## WHAT THE TASK REQUIRES
Write the count of lines that contain the word "header" and nothing else.

## SUPPLIED DATA
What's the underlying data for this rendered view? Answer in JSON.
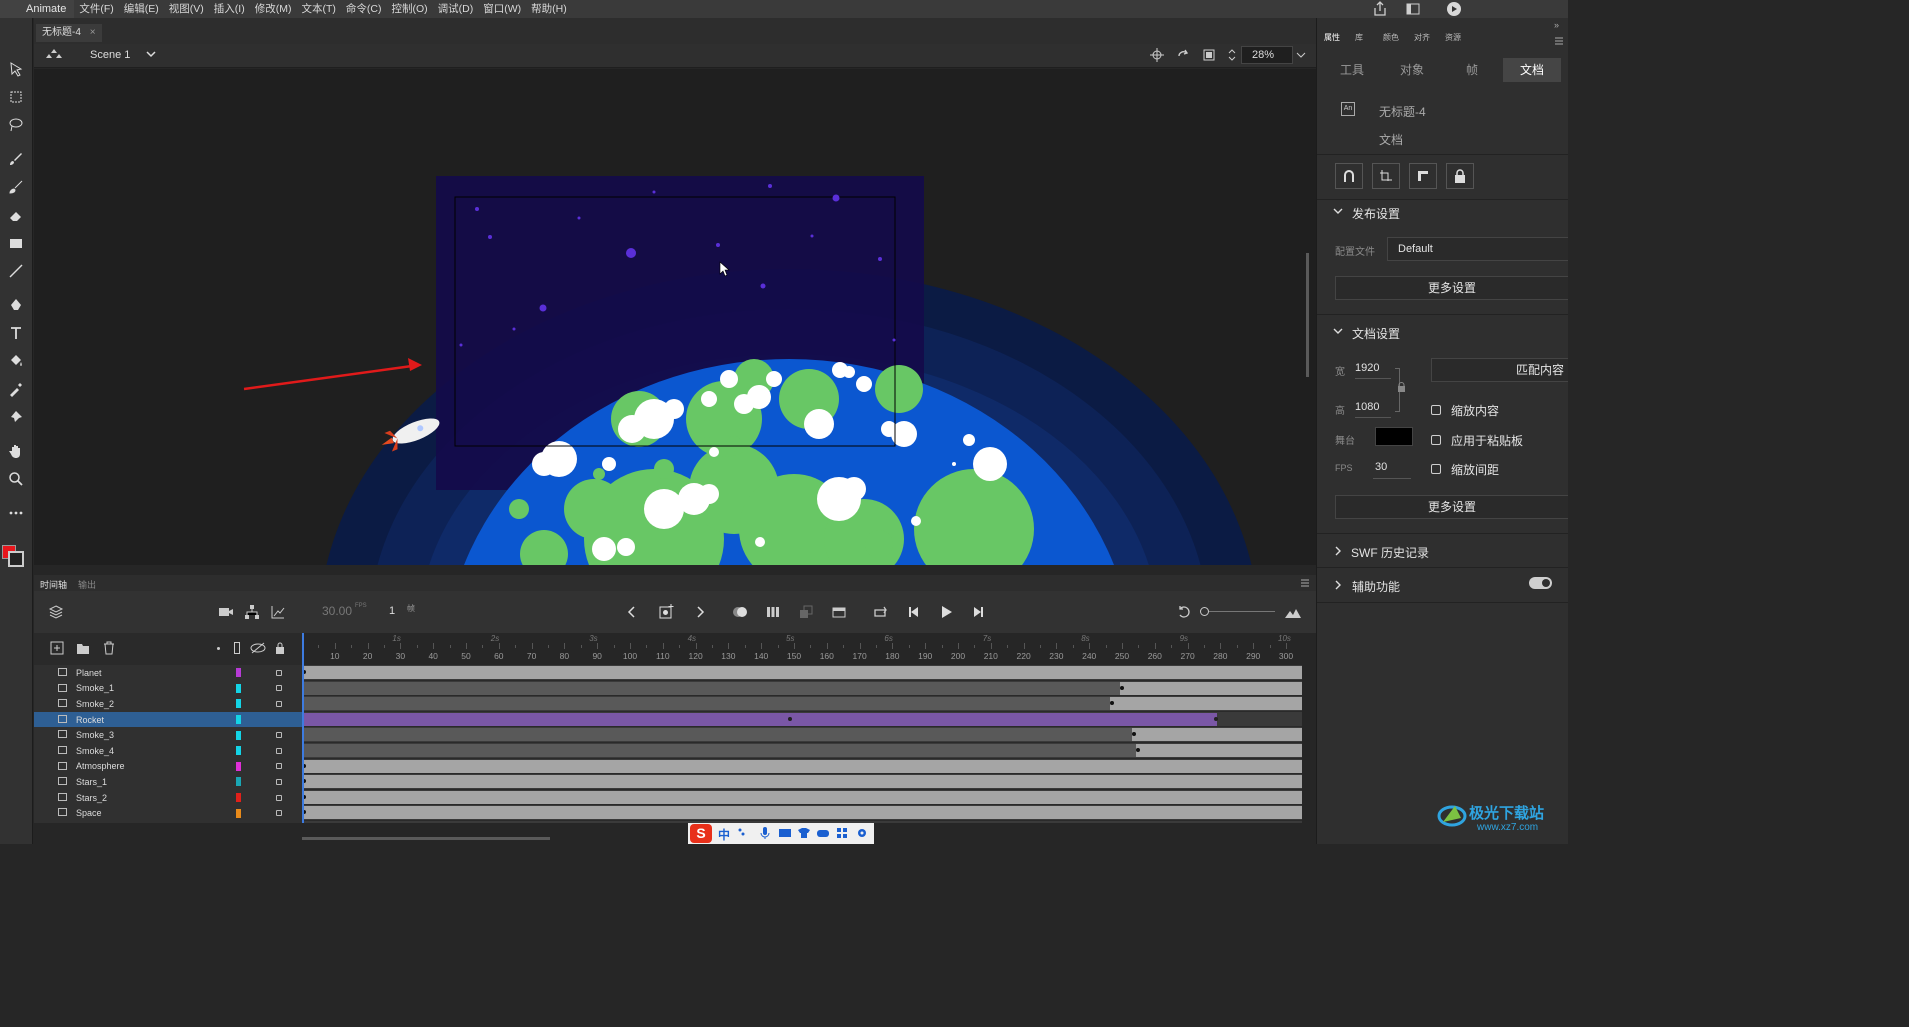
{
  "app": {
    "name": "Animate"
  },
  "menu": [
    "文件(F)",
    "编辑(E)",
    "视图(V)",
    "插入(I)",
    "修改(M)",
    "文本(T)",
    "命令(C)",
    "控制(O)",
    "调试(D)",
    "窗口(W)",
    "帮助(H)"
  ],
  "document": {
    "tab_title": "无标题-4",
    "close": "×"
  },
  "scene": {
    "name": "Scene 1",
    "zoom": "28%"
  },
  "colors": {
    "accent": "#2d5d8e",
    "stroke_swatch": "#e8161c",
    "layer_selected": "#2e5f94",
    "motion_tween": "#7a57a6",
    "arrow_annotation": "#e01a1a"
  },
  "timeline": {
    "tabs": [
      "时间轴",
      "输出"
    ],
    "fps": "30.00",
    "fps_unit": "FPS",
    "current_frame": "1",
    "frame_unit": "帧",
    "seconds": [
      "1s",
      "2s",
      "3s",
      "4s",
      "5s",
      "6s",
      "7s",
      "8s",
      "9s",
      "10s"
    ],
    "frame_ticks": [
      "10",
      "20",
      "30",
      "40",
      "50",
      "60",
      "70",
      "80",
      "90",
      "100",
      "110",
      "120",
      "130",
      "140",
      "150",
      "160",
      "170",
      "180",
      "190",
      "200",
      "210",
      "220",
      "230",
      "240",
      "250",
      "260",
      "270",
      "280",
      "290",
      "300"
    ],
    "layers": [
      {
        "name": "Planet",
        "color": "#b73bd6",
        "locked": true,
        "selected": false
      },
      {
        "name": "Smoke_1",
        "color": "#14d4e6",
        "locked": true,
        "selected": false
      },
      {
        "name": "Smoke_2",
        "color": "#14d4e6",
        "locked": true,
        "selected": false
      },
      {
        "name": "Rocket",
        "color": "#14d4e6",
        "locked": false,
        "selected": true
      },
      {
        "name": "Smoke_3",
        "color": "#14d4e6",
        "locked": true,
        "selected": false
      },
      {
        "name": "Smoke_4",
        "color": "#14d4e6",
        "locked": true,
        "selected": false
      },
      {
        "name": "Atmosphere",
        "color": "#e02fd8",
        "locked": true,
        "selected": false
      },
      {
        "name": "Stars_1",
        "color": "#1aa7b5",
        "locked": true,
        "selected": false
      },
      {
        "name": "Stars_2",
        "color": "#e0201a",
        "locked": true,
        "selected": false
      },
      {
        "name": "Space",
        "color": "#e88a1a",
        "locked": true,
        "selected": false
      }
    ]
  },
  "properties": {
    "panel_tabs": [
      "属性",
      "库",
      "颜色",
      "对齐",
      "资源"
    ],
    "subtabs": [
      "工具",
      "对象",
      "帧",
      "文档"
    ],
    "active_subtab": "文档",
    "doc_name": "无标题-4",
    "doc_type": "文档",
    "publish": {
      "title": "发布设置",
      "profile_label": "配置文件",
      "profile_value": "Default",
      "more": "更多设置"
    },
    "doc_settings": {
      "title": "文档设置",
      "width_label": "宽",
      "width": "1920",
      "height_label": "高",
      "height": "1080",
      "match_btn": "匹配内容",
      "stage_label": "舞台",
      "stage_color": "#000000",
      "fps_label": "FPS",
      "fps": "30",
      "scale_content": "缩放内容",
      "apply_pasteboard": "应用于粘贴板",
      "scale_spacing": "缩放间距",
      "more": "更多设置"
    },
    "swf_history": "SWF 历史记录",
    "accessibility": "辅助功能"
  },
  "ime": {
    "lang": "中"
  },
  "watermark": {
    "text": "极光下载站",
    "url": "www.xz7.com"
  }
}
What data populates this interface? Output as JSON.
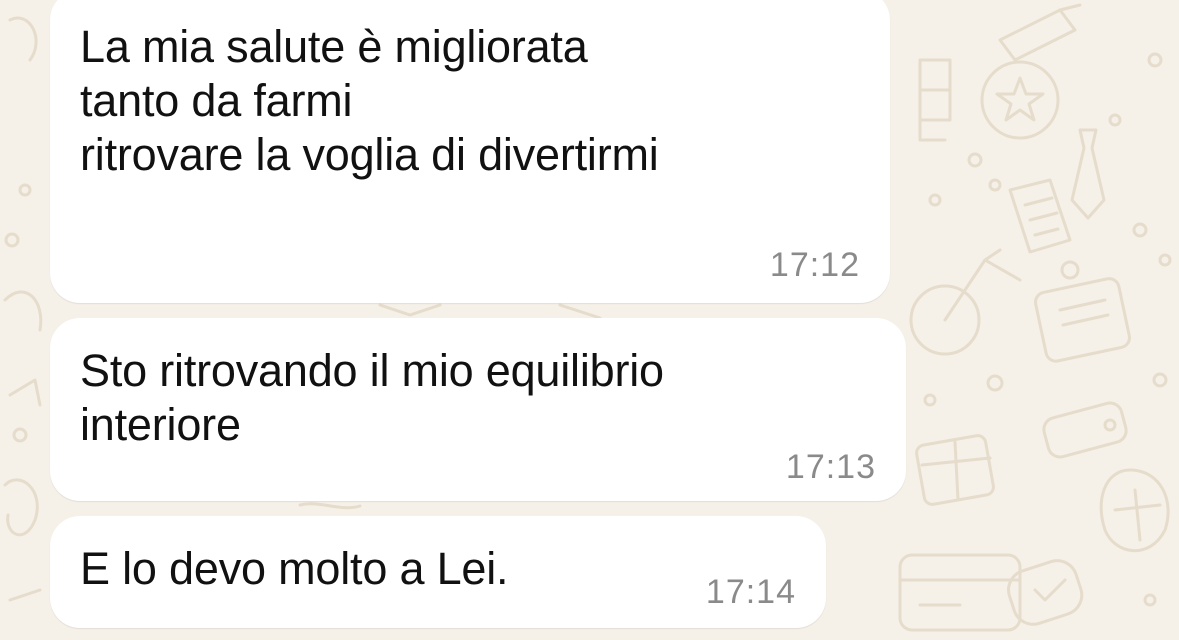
{
  "chat": {
    "background_color": "#f5f0e8",
    "bubble_color": "#ffffff",
    "messages": [
      {
        "text": "La mia salute è migliorata\ntanto da farmi\nritrovare la voglia di divertirmi",
        "time": "17:12"
      },
      {
        "text": "Sto ritrovando il mio equilibrio\ninteriore",
        "time": "17:13"
      },
      {
        "text": "E lo devo molto a Lei.",
        "time": "17:14"
      }
    ]
  }
}
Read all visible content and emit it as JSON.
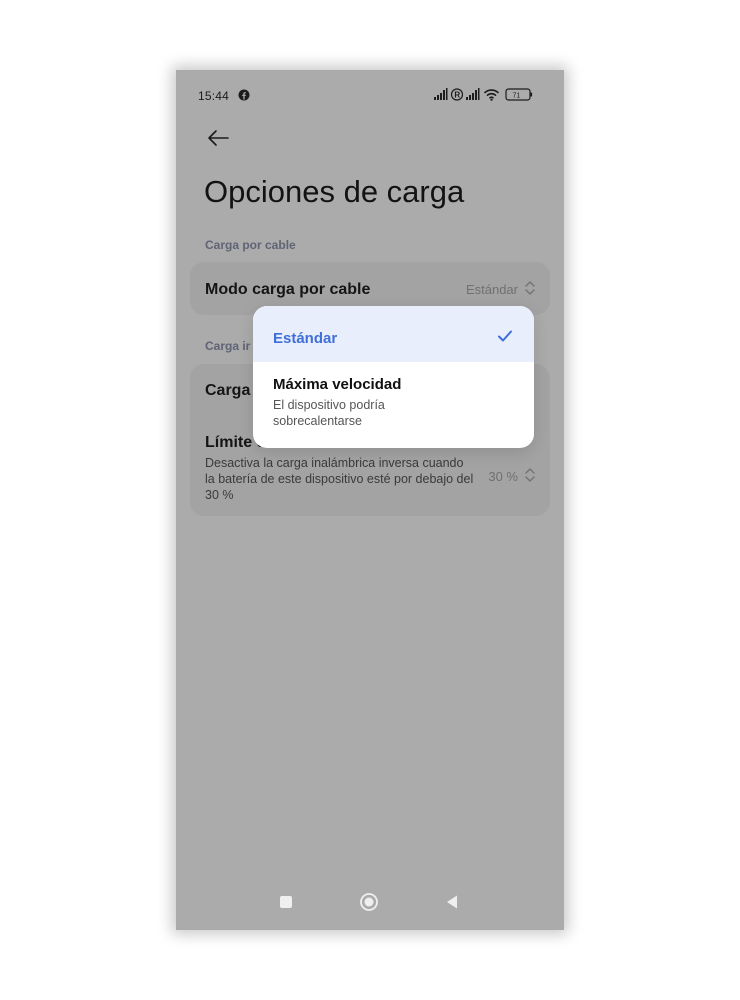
{
  "status_bar": {
    "time": "15:44",
    "battery": "71"
  },
  "page": {
    "title": "Opciones de carga"
  },
  "sections": [
    {
      "header": "Carga por cable",
      "rows": [
        {
          "title": "Modo carga por cable",
          "value": "Estándar"
        }
      ]
    },
    {
      "header": "Carga ir",
      "rows": [
        {
          "title": "Carga"
        },
        {
          "title": "Límite d",
          "subtitle": "Desactiva la carga inalámbrica inversa cuando la batería de este dispositivo esté por debajo del 30 %",
          "value": "30 %"
        }
      ]
    }
  ],
  "popup": {
    "options": [
      {
        "label": "Estándar",
        "selected": true
      },
      {
        "label": "Máxima velocidad",
        "subtitle": "El dispositivo podría sobrecalentarse",
        "selected": false
      }
    ]
  },
  "colors": {
    "accent": "#3f6fd8",
    "dimmed_background": "#ababab",
    "selected_option_bg": "#e8eefb"
  },
  "icons": [
    "facebook-icon",
    "signal-icon",
    "wifi-icon",
    "battery-icon",
    "back-arrow-icon",
    "up-down-chevron-icon",
    "checkmark-icon",
    "recents-icon",
    "home-icon",
    "back-nav-icon"
  ]
}
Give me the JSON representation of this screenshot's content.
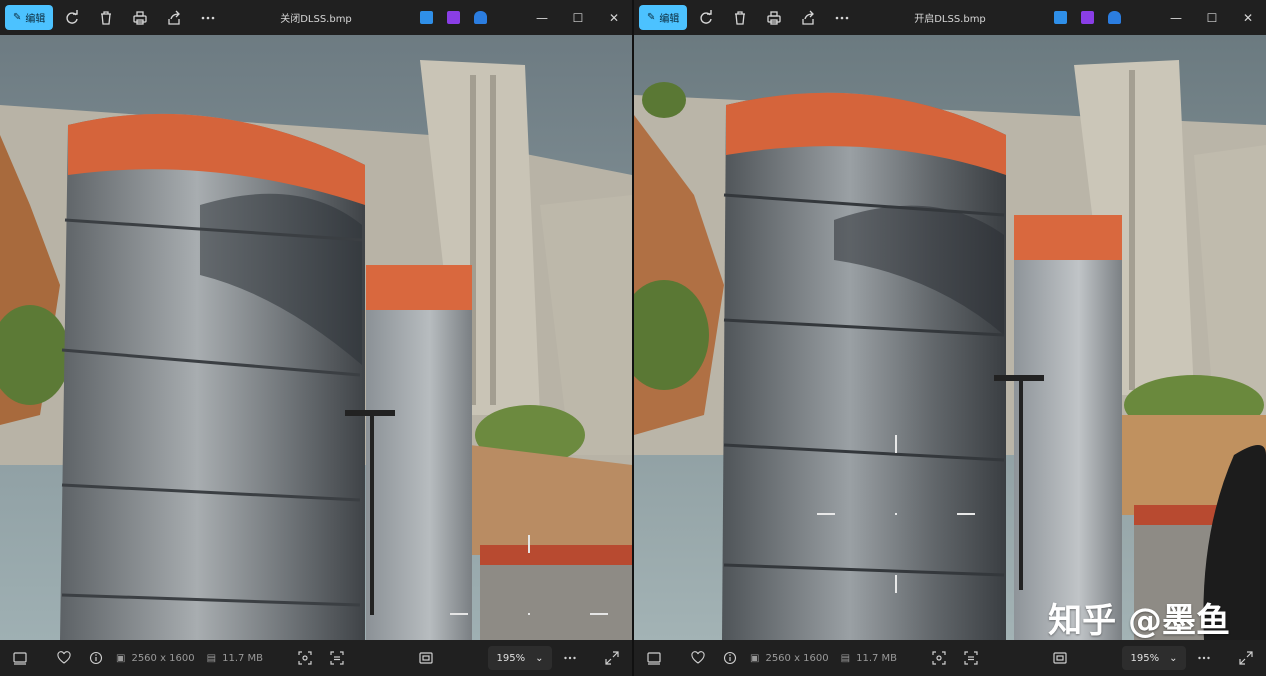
{
  "panes": [
    {
      "title": "关闭DLSS.bmp",
      "edit_label": "编辑",
      "dimensions": "2560 x 1600",
      "file_size": "11.7 MB",
      "zoom": "195%",
      "watermark": ""
    },
    {
      "title": "开启DLSS.bmp",
      "edit_label": "编辑",
      "dimensions": "2560 x 1600",
      "file_size": "11.7 MB",
      "zoom": "195%",
      "watermark": "知乎 @墨鱼"
    }
  ],
  "icons": {
    "rotate": "rotate-icon",
    "delete": "delete-icon",
    "print": "print-icon",
    "share": "share-icon",
    "more": "more-icon",
    "favorite": "heart-icon",
    "info": "info-icon",
    "filmstrip": "filmstrip-icon",
    "fit": "fit-window-icon",
    "fullscreen": "fullscreen-icon"
  },
  "colors": {
    "accent": "#4cc2ff",
    "toolbar_bg": "#202020"
  }
}
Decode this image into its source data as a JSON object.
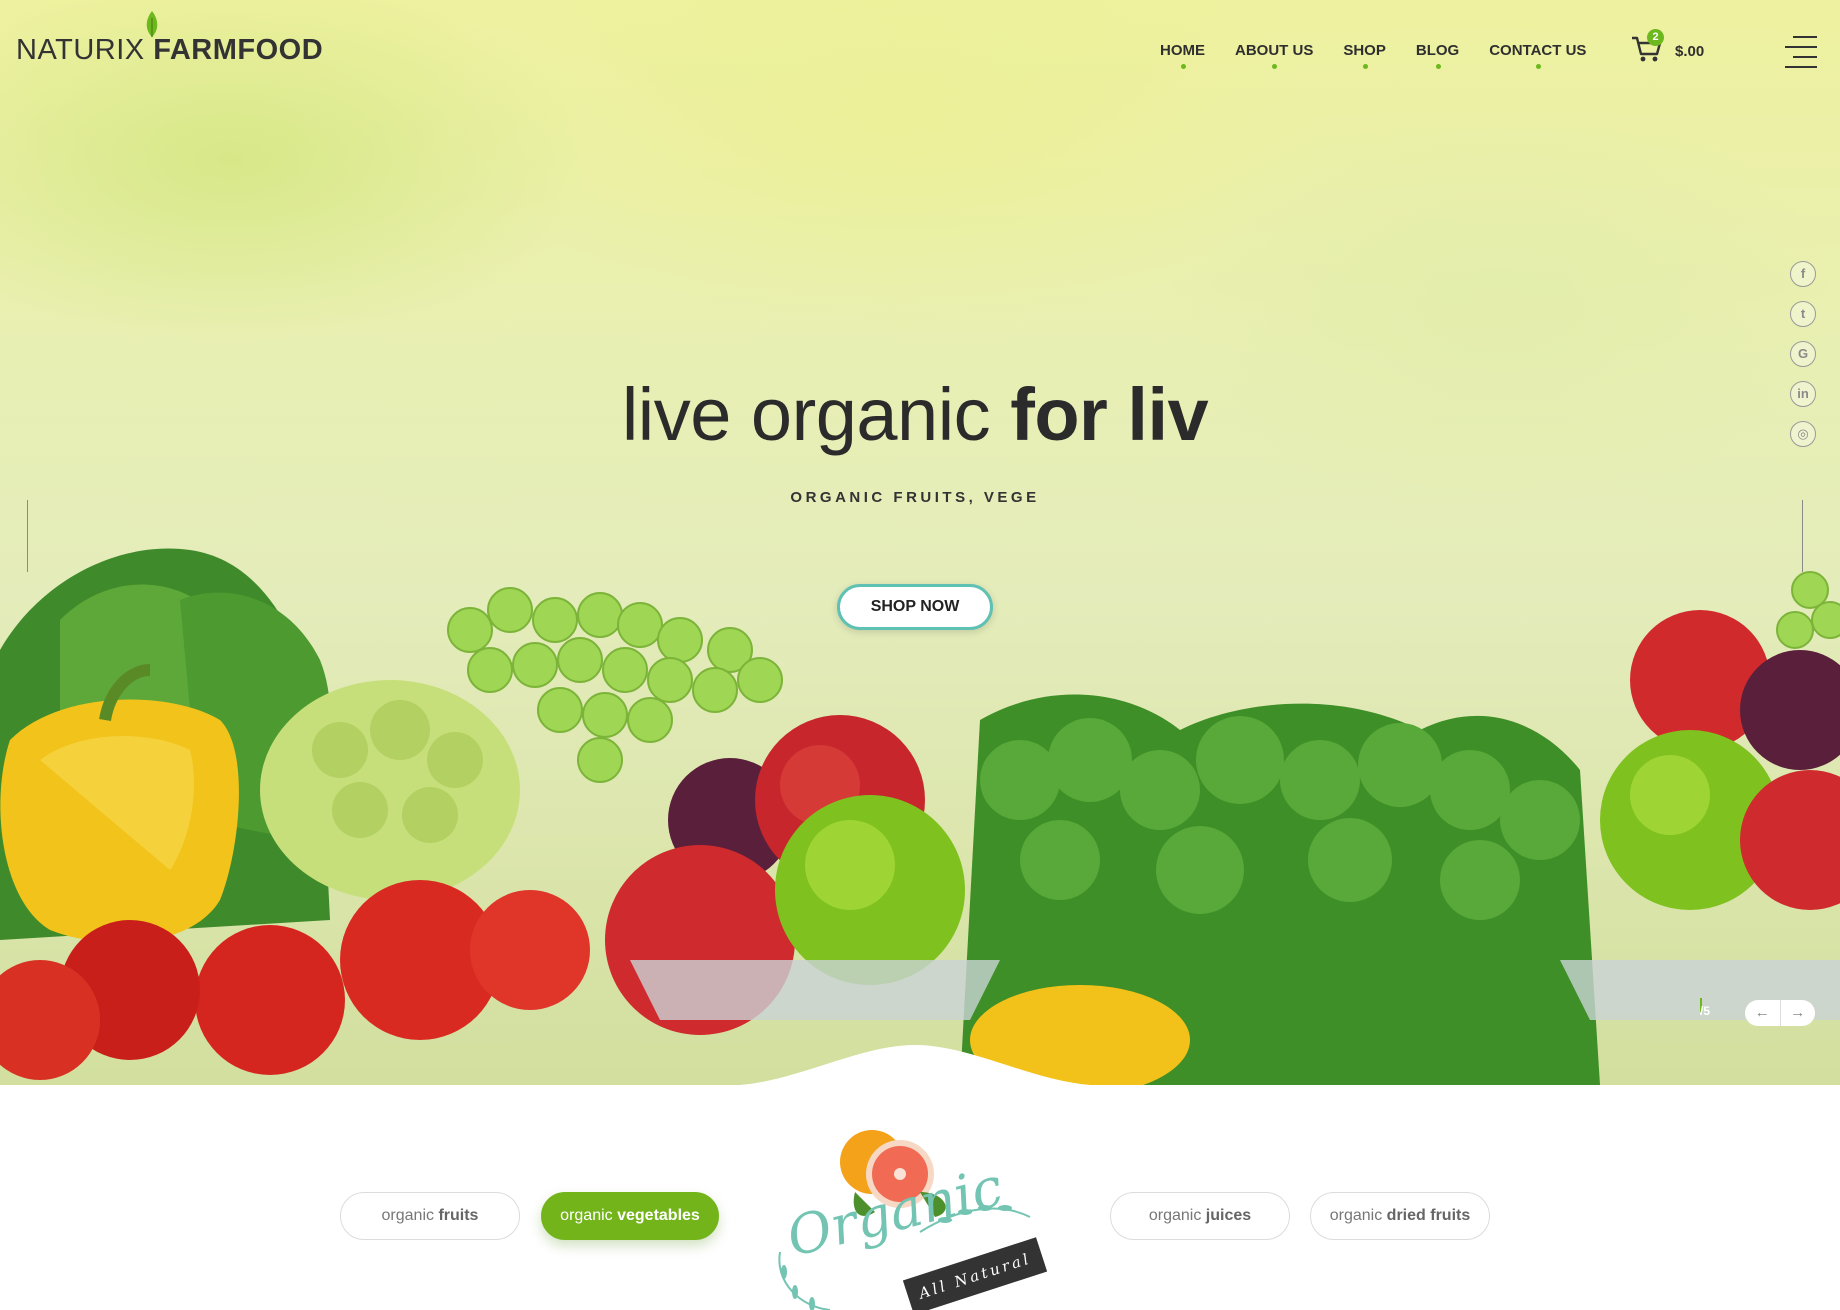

## TASK RESULT
2